[Your goal]
Search the records below for the word "Brouillon". Pull out each line that has it.

[Source data]
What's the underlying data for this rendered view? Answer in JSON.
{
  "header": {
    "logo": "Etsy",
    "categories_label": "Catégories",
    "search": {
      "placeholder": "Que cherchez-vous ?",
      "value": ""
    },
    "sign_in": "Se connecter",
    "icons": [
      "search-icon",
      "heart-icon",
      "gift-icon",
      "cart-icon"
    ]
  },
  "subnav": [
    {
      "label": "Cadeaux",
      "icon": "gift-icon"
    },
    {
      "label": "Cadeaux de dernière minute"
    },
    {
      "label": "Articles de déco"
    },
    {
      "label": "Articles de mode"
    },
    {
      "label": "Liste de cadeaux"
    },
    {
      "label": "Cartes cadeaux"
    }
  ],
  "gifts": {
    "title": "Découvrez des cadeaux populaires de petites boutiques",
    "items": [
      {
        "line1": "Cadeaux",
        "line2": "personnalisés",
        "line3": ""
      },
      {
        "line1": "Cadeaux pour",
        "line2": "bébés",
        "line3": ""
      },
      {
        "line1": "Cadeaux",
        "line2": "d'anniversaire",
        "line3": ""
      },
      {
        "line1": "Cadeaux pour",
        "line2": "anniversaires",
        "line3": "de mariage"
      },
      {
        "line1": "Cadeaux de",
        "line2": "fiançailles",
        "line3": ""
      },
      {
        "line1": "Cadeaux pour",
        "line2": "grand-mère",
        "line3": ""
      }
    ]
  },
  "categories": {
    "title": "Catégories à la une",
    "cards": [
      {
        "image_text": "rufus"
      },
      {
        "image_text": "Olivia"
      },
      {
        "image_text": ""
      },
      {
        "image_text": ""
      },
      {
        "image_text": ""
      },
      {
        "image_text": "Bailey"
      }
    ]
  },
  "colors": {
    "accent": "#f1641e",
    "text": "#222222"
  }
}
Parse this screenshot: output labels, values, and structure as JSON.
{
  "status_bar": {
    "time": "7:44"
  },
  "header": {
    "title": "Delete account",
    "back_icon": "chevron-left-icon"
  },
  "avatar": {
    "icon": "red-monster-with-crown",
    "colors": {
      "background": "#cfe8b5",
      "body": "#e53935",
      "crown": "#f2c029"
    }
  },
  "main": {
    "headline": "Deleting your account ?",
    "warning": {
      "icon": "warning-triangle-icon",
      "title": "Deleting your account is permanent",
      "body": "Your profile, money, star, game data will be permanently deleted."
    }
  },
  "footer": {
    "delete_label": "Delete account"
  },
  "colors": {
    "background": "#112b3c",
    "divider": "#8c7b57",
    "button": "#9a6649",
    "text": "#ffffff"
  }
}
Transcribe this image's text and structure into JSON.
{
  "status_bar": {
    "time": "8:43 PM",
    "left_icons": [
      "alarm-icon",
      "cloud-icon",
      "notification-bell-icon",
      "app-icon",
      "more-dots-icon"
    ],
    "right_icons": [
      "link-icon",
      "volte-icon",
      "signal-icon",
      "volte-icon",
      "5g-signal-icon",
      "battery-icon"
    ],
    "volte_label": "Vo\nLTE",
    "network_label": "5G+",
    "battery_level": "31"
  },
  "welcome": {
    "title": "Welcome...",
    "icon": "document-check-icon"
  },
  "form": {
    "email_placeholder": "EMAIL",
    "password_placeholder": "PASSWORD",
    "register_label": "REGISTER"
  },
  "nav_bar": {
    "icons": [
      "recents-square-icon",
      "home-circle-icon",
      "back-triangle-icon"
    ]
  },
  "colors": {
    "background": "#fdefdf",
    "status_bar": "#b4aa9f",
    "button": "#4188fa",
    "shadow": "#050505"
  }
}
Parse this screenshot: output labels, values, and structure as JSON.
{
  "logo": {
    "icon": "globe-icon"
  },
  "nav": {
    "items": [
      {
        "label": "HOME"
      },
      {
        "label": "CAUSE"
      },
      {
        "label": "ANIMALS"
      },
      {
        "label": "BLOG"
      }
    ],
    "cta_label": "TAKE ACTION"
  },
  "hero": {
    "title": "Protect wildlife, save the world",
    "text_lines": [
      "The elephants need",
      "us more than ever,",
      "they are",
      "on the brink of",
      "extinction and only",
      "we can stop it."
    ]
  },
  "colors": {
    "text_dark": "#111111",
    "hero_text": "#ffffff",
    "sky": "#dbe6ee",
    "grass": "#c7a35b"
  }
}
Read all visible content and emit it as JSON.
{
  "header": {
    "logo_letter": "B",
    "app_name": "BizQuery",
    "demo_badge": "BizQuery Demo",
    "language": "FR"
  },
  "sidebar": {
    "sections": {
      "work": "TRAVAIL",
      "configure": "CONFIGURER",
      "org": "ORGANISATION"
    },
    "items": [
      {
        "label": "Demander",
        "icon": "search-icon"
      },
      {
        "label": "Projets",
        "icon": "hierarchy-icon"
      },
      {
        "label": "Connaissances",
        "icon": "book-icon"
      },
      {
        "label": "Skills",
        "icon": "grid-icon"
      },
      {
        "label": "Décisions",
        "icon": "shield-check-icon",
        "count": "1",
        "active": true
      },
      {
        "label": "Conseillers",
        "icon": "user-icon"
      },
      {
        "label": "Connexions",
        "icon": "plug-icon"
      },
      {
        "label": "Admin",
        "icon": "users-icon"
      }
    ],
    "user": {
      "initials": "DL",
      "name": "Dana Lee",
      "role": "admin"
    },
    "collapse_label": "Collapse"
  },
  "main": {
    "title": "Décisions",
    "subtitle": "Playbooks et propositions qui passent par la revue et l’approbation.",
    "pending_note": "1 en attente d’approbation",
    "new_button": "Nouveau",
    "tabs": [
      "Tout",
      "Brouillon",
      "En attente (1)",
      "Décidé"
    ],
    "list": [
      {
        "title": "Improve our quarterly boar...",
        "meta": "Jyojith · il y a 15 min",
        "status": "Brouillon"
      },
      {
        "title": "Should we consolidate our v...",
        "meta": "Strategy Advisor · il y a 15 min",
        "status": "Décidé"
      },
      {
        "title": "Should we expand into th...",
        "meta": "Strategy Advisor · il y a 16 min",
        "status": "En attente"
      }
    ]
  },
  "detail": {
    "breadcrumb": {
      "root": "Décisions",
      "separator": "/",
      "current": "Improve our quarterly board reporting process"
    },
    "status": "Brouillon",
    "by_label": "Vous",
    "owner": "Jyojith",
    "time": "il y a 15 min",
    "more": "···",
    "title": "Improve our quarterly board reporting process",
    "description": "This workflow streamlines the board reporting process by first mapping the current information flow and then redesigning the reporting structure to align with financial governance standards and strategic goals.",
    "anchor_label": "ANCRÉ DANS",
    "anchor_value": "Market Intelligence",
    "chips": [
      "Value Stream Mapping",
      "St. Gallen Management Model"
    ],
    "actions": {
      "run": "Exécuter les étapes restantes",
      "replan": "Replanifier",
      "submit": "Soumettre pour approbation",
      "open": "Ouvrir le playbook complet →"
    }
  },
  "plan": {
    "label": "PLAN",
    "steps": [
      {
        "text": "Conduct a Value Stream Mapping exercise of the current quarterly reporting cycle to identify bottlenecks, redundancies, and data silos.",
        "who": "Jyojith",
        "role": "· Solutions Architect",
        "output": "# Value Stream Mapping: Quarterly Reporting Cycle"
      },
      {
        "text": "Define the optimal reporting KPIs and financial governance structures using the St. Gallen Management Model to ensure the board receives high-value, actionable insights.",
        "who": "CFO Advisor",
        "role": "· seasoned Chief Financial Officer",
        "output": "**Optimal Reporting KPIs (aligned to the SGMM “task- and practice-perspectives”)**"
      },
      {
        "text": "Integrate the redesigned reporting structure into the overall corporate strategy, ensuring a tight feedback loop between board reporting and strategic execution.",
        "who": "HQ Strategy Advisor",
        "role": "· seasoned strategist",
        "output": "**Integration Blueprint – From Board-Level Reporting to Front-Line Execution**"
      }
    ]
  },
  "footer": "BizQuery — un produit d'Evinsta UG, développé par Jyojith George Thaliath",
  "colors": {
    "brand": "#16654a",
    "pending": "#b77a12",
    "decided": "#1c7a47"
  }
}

[Reply to the task]
      "Brouillon",
        "status": "Brouillon"
    "status": "Brouillon",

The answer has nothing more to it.